→ Written exercise: Extract every line from the entries below and reproduce each one word for word, with no changes.

··· Exercise data

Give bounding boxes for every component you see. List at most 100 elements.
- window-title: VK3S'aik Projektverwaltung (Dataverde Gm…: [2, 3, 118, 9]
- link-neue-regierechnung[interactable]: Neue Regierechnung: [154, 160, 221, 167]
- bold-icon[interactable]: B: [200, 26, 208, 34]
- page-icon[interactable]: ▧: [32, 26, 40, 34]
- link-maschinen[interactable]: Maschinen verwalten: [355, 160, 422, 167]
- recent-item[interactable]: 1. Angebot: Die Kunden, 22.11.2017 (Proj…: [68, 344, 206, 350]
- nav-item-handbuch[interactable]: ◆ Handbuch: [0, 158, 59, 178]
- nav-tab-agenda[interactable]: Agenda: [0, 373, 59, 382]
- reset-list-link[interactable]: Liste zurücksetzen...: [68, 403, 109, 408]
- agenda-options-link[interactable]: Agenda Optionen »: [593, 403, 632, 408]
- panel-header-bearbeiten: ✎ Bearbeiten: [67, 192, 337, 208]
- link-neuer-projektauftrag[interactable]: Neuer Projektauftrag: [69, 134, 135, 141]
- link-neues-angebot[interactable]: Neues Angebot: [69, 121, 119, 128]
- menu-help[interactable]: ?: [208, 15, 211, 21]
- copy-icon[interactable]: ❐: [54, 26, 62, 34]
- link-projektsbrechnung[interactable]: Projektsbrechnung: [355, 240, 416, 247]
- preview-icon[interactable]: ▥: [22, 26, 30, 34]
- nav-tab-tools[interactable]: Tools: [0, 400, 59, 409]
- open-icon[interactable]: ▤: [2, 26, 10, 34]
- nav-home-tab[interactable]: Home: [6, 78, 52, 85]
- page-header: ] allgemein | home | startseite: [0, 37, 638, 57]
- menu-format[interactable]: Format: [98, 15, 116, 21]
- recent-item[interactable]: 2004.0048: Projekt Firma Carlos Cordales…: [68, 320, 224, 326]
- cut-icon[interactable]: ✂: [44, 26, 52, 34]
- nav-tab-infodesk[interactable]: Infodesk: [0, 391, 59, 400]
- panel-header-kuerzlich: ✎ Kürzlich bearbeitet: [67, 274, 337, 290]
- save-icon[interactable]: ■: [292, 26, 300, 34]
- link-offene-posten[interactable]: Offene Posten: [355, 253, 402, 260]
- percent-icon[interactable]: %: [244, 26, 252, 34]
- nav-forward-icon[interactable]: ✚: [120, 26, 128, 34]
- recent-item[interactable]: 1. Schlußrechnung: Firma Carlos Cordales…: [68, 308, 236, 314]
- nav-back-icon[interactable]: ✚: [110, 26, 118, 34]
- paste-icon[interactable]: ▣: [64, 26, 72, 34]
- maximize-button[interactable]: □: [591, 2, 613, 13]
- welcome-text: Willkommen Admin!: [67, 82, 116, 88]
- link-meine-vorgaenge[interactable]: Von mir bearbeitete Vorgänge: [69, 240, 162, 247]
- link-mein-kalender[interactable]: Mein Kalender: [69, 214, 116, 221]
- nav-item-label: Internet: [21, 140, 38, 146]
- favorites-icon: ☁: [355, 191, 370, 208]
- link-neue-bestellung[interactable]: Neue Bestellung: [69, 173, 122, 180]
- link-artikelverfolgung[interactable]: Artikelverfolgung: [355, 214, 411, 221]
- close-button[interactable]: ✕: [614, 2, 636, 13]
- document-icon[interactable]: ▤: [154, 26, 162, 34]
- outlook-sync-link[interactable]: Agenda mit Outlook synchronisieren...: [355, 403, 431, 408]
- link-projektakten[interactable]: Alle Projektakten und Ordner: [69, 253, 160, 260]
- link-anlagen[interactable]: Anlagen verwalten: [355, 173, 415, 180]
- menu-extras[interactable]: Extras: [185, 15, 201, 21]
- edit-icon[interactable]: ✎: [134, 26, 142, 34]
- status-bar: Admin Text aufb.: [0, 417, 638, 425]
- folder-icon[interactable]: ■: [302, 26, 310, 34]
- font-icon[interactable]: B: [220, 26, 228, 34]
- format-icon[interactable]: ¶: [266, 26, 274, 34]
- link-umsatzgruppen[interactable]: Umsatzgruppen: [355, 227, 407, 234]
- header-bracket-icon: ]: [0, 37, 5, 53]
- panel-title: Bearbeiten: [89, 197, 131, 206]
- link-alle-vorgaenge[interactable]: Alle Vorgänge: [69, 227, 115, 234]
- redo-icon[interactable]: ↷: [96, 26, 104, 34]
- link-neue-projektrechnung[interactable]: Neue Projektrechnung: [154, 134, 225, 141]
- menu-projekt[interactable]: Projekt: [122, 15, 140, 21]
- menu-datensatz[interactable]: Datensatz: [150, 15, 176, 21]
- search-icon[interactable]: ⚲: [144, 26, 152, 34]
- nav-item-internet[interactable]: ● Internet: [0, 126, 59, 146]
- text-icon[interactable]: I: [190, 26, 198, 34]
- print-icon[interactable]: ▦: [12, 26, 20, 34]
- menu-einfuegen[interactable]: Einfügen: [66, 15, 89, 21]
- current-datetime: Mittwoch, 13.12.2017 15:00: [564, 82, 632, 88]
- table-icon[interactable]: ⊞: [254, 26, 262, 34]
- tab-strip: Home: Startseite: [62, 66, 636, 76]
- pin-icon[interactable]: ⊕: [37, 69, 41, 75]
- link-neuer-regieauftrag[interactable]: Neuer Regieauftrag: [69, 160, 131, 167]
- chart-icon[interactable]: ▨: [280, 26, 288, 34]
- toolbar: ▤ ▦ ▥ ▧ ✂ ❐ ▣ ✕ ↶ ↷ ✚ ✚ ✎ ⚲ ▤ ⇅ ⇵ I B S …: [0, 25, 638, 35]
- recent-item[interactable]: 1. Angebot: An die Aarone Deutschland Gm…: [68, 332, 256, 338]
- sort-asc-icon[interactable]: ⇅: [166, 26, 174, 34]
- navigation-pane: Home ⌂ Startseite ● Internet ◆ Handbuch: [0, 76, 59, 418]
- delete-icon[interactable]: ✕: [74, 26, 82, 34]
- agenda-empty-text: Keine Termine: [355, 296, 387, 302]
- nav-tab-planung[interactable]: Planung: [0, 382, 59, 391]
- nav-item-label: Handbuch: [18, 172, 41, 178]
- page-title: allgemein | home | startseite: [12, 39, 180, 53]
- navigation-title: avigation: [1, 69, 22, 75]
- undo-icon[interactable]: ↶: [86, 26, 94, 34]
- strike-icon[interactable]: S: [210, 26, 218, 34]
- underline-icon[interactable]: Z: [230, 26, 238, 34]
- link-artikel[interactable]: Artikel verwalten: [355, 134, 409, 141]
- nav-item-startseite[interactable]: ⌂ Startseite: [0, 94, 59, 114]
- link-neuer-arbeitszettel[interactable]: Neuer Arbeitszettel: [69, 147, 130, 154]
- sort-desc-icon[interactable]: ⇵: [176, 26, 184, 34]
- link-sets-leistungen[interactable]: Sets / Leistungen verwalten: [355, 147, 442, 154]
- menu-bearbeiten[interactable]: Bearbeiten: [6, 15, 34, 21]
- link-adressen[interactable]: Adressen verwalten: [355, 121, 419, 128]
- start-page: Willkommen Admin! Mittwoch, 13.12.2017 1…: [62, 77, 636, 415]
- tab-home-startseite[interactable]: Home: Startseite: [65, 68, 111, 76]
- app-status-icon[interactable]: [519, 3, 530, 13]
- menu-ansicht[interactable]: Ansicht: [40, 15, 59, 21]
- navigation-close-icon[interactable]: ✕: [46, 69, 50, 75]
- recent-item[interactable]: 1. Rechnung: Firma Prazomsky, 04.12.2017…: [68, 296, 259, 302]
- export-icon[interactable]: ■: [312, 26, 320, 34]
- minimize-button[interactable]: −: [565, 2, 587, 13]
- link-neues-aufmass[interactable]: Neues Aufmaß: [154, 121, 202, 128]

······

→ The output:
Give bounding boxes for every component you see. List at most 100 elements.
- window-title: VK3S'aik Projektverwaltung (Dataverde Gm…: [2, 3, 118, 9]
- link-neue-regierechnung[interactable]: Neue Regierechnung: [154, 160, 221, 167]
- bold-icon[interactable]: B: [200, 26, 208, 34]
- page-icon[interactable]: ▧: [32, 26, 40, 34]
- link-maschinen[interactable]: Maschinen verwalten: [355, 160, 422, 167]
- recent-item[interactable]: 1. Angebot: Die Kunden, 22.11.2017 (Proj…: [68, 344, 206, 350]
- nav-item-handbuch[interactable]: ◆ Handbuch: [0, 158, 59, 178]
- nav-tab-agenda[interactable]: Agenda: [0, 373, 59, 382]
- reset-list-link[interactable]: Liste zurücksetzen...: [68, 403, 109, 408]
- agenda-options-link[interactable]: Agenda Optionen »: [593, 403, 632, 408]
- panel-header-bearbeiten: ✎ Bearbeiten: [67, 192, 337, 208]
- link-neuer-projektauftrag[interactable]: Neuer Projektauftrag: [69, 134, 135, 141]
- link-neues-angebot[interactable]: Neues Angebot: [69, 121, 119, 128]
- menu-help[interactable]: ?: [208, 15, 211, 21]
- copy-icon[interactable]: ❐: [54, 26, 62, 34]
- link-projektsbrechnung[interactable]: Projektsbrechnung: [355, 240, 416, 247]
- preview-icon[interactable]: ▥: [22, 26, 30, 34]
- nav-tab-tools[interactable]: Tools: [0, 400, 59, 409]
- open-icon[interactable]: ▤: [2, 26, 10, 34]
- nav-home-tab[interactable]: Home: [6, 78, 52, 85]
- page-header: ] allgemein | home | startseite: [0, 37, 638, 57]
- menu-format[interactable]: Format: [98, 15, 116, 21]
- recent-item[interactable]: 2004.0048: Projekt Firma Carlos Cordales…: [68, 320, 224, 326]
- cut-icon[interactable]: ✂: [44, 26, 52, 34]
- nav-tab-infodesk[interactable]: Infodesk: [0, 391, 59, 400]
- panel-header-kuerzlich: ✎ Kürzlich bearbeitet: [67, 274, 337, 290]
- save-icon[interactable]: ■: [292, 26, 300, 34]
- link-offene-posten[interactable]: Offene Posten: [355, 253, 402, 260]
- percent-icon[interactable]: %: [244, 26, 252, 34]
- nav-forward-icon[interactable]: ✚: [120, 26, 128, 34]
- recent-item[interactable]: 1. Schlußrechnung: Firma Carlos Cordales…: [68, 308, 236, 314]
- nav-back-icon[interactable]: ✚: [110, 26, 118, 34]
- paste-icon[interactable]: ▣: [64, 26, 72, 34]
- maximize-button[interactable]: □: [591, 2, 613, 13]
- welcome-text: Willkommen Admin!: [67, 82, 116, 88]
- link-meine-vorgaenge[interactable]: Von mir bearbeitete Vorgänge: [69, 240, 162, 247]
- link-mein-kalender[interactable]: Mein Kalender: [69, 214, 116, 221]
- nav-item-label: Internet: [21, 140, 38, 146]
- favorites-icon: ☁: [355, 191, 370, 208]
- link-neue-bestellung[interactable]: Neue Bestellung: [69, 173, 122, 180]
- link-artikelverfolgung[interactable]: Artikelverfolgung: [355, 214, 411, 221]
- close-button[interactable]: ✕: [614, 2, 636, 13]
- document-icon[interactable]: ▤: [154, 26, 162, 34]
- outlook-sync-link[interactable]: Agenda mit Outlook synchronisieren...: [355, 403, 431, 408]
- link-projektakten[interactable]: Alle Projektakten und Ordner: [69, 253, 160, 260]
- link-anlagen[interactable]: Anlagen verwalten: [355, 173, 415, 180]
- menu-extras[interactable]: Extras: [185, 15, 201, 21]
- edit-icon[interactable]: ✎: [134, 26, 142, 34]
- status-bar: Admin Text aufb.: [0, 417, 638, 425]
- folder-icon[interactable]: ■: [302, 26, 310, 34]
- font-icon[interactable]: B: [220, 26, 228, 34]
- format-icon[interactable]: ¶: [266, 26, 274, 34]
- link-umsatzgruppen[interactable]: Umsatzgruppen: [355, 227, 407, 234]
- header-bracket-icon: ]: [0, 37, 5, 53]
- panel-title: Bearbeiten: [89, 197, 131, 206]
- link-alle-vorgaenge[interactable]: Alle Vorgänge: [69, 227, 115, 234]
- redo-icon[interactable]: ↷: [96, 26, 104, 34]
- link-neue-projektrechnung[interactable]: Neue Projektrechnung: [154, 134, 225, 141]
- menu-projekt[interactable]: Projekt: [122, 15, 140, 21]
- menu-datensatz[interactable]: Datensatz: [150, 15, 176, 21]
- search-icon[interactable]: ⚲: [144, 26, 152, 34]
- nav-item-internet[interactable]: ● Internet: [0, 126, 59, 146]
- text-icon[interactable]: I: [190, 26, 198, 34]
- print-icon[interactable]: ▦: [12, 26, 20, 34]
- menu-einfuegen[interactable]: Einfügen: [66, 15, 89, 21]
- current-datetime: Mittwoch, 13.12.2017 15:00: [564, 82, 632, 88]
- table-icon[interactable]: ⊞: [254, 26, 262, 34]
- tab-strip: Home: Startseite: [62, 66, 636, 76]
- pin-icon[interactable]: ⊕: [37, 69, 41, 75]
- link-neuer-regieauftrag[interactable]: Neuer Regieauftrag: [69, 160, 131, 167]
- chart-icon[interactable]: ▨: [280, 26, 288, 34]
- toolbar: ▤ ▦ ▥ ▧ ✂ ❐ ▣ ✕ ↶ ↷ ✚ ✚ ✎ ⚲ ▤ ⇅ ⇵ I B S …: [0, 25, 638, 35]
- recent-item[interactable]: 1. Angebot: An die Aarone Deutschland Gm…: [68, 332, 256, 338]
- sort-asc-icon[interactable]: ⇅: [166, 26, 174, 34]
- navigation-pane: Home ⌂ Startseite ● Internet ◆ Handbuch: [0, 76, 59, 418]
- delete-icon[interactable]: ✕: [74, 26, 82, 34]
- agenda-empty-text: Keine Termine: [355, 296, 387, 302]
- nav-tab-planung[interactable]: Planung: [0, 382, 59, 391]
- nav-item-label: Handbuch: [18, 172, 41, 178]
- page-title: allgemein | home | startseite: [12, 39, 180, 53]
- navigation-title: avigation: [1, 69, 22, 75]
- undo-icon[interactable]: ↶: [86, 26, 94, 34]
- strike-icon[interactable]: S: [210, 26, 218, 34]
- underline-icon[interactable]: Z: [230, 26, 238, 34]
- link-artikel[interactable]: Artikel verwalten: [355, 134, 409, 141]
- nav-item-startseite[interactable]: ⌂ Startseite: [0, 94, 59, 114]
- link-neuer-arbeitszettel[interactable]: Neuer Arbeitszettel: [69, 147, 130, 154]
- sort-desc-icon[interactable]: ⇵: [176, 26, 184, 34]
- link-sets-leistungen[interactable]: Sets / Leistungen verwalten: [355, 147, 442, 154]
- menu-bearbeiten[interactable]: Bearbeiten: [6, 15, 34, 21]
- link-adressen[interactable]: Adressen verwalten: [355, 121, 419, 128]
- start-page: Willkommen Admin! Mittwoch, 13.12.2017 1…: [62, 77, 636, 415]
- tab-home-startseite[interactable]: Home: Startseite: [65, 68, 111, 76]
- app-status-icon[interactable]: [519, 3, 530, 13]
- menu-ansicht[interactable]: Ansicht: [40, 15, 59, 21]
- navigation-close-icon[interactable]: ✕: [46, 69, 50, 75]
- recent-item[interactable]: 1. Rechnung: Firma Prazomsky, 04.12.2017…: [68, 296, 259, 302]
- export-icon[interactable]: ■: [312, 26, 320, 34]
- minimize-button[interactable]: −: [565, 2, 587, 13]
- link-neues-aufmass[interactable]: Neues Aufmaß: [154, 121, 202, 128]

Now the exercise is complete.